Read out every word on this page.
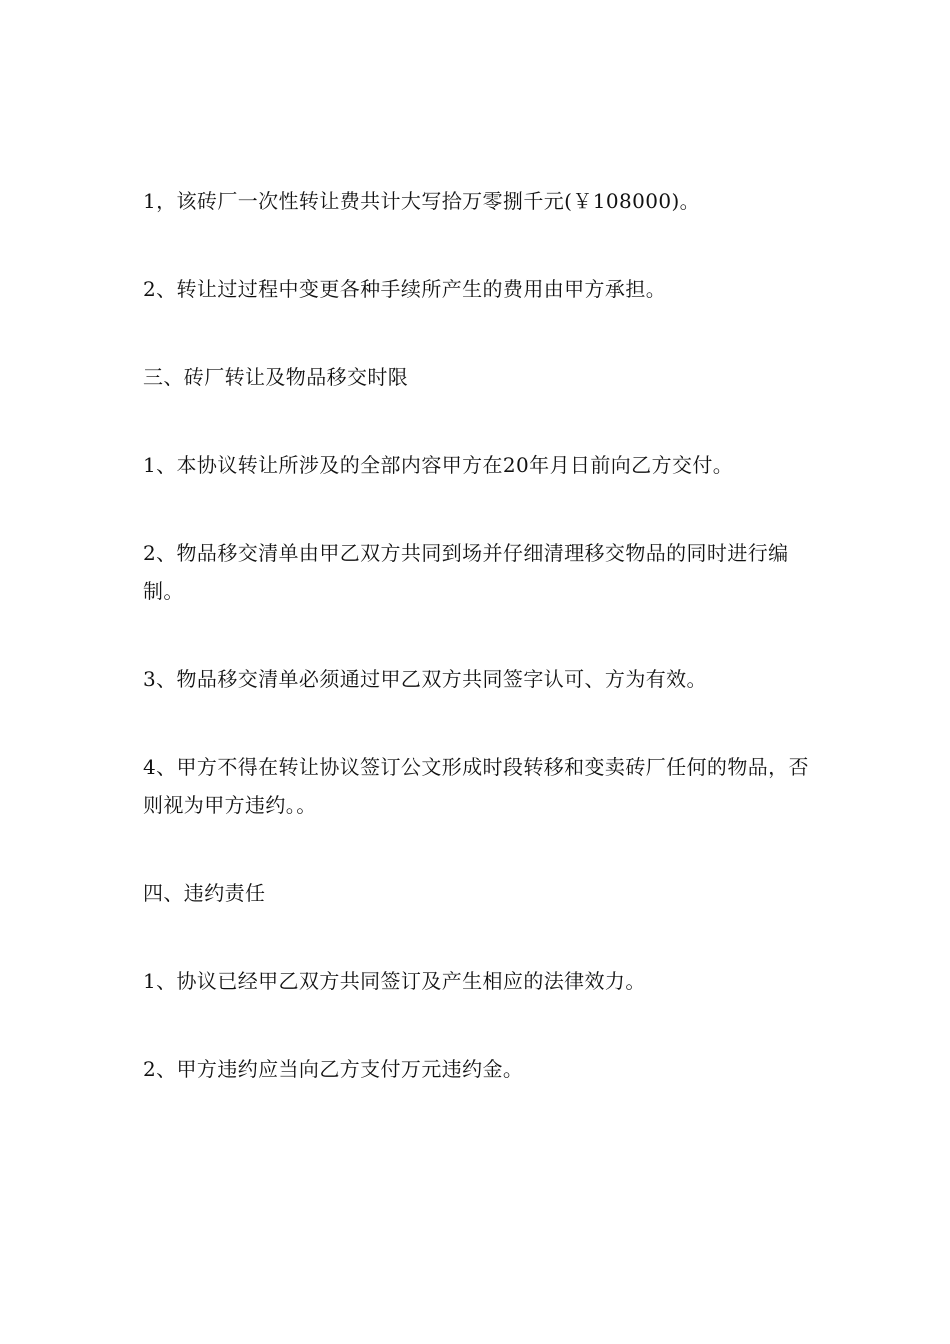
1，该砖厂一次性转让费共计大写拾万零捌千元(￥108000)。

2、转让过过程中变更各种手续所产生的费用由甲方承担。

三、砖厂转让及物品移交时限

1、本协议转让所涉及的全部内容甲方在20年月日前向乙方交付。

2、物品移交清单由甲乙双方共同到场并仔细清理移交物品的同时进行编制。

3、物品移交清单必须通过甲乙双方共同签字认可、方为有效。

4、甲方不得在转让协议签订公文形成时段转移和变卖砖厂任何的物品，否则视为甲方违约。。

四、违约责任

1、协议已经甲乙双方共同签订及产生相应的法律效力。

2、甲方违约应当向乙方支付万元违约金。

» Problem to solve: Any pictures should be dropped; transcribe the rest of the records above exactly.

» Reply:
Read out every word on this page.
1，该砖厂一次性转让费共计大写拾万零捌千元(￥108000)。

2、转让过过程中变更各种手续所产生的费用由甲方承担。

三、砖厂转让及物品移交时限

1、本协议转让所涉及的全部内容甲方在20年月日前向乙方交付。

2、物品移交清单由甲乙双方共同到场并仔细清理移交物品的同时进行编制。

3、物品移交清单必须通过甲乙双方共同签字认可、方为有效。

4、甲方不得在转让协议签订公文形成时段转移和变卖砖厂任何的物品，否则视为甲方违约。。

四、违约责任

1、协议已经甲乙双方共同签订及产生相应的法律效力。

2、甲方违约应当向乙方支付万元违约金。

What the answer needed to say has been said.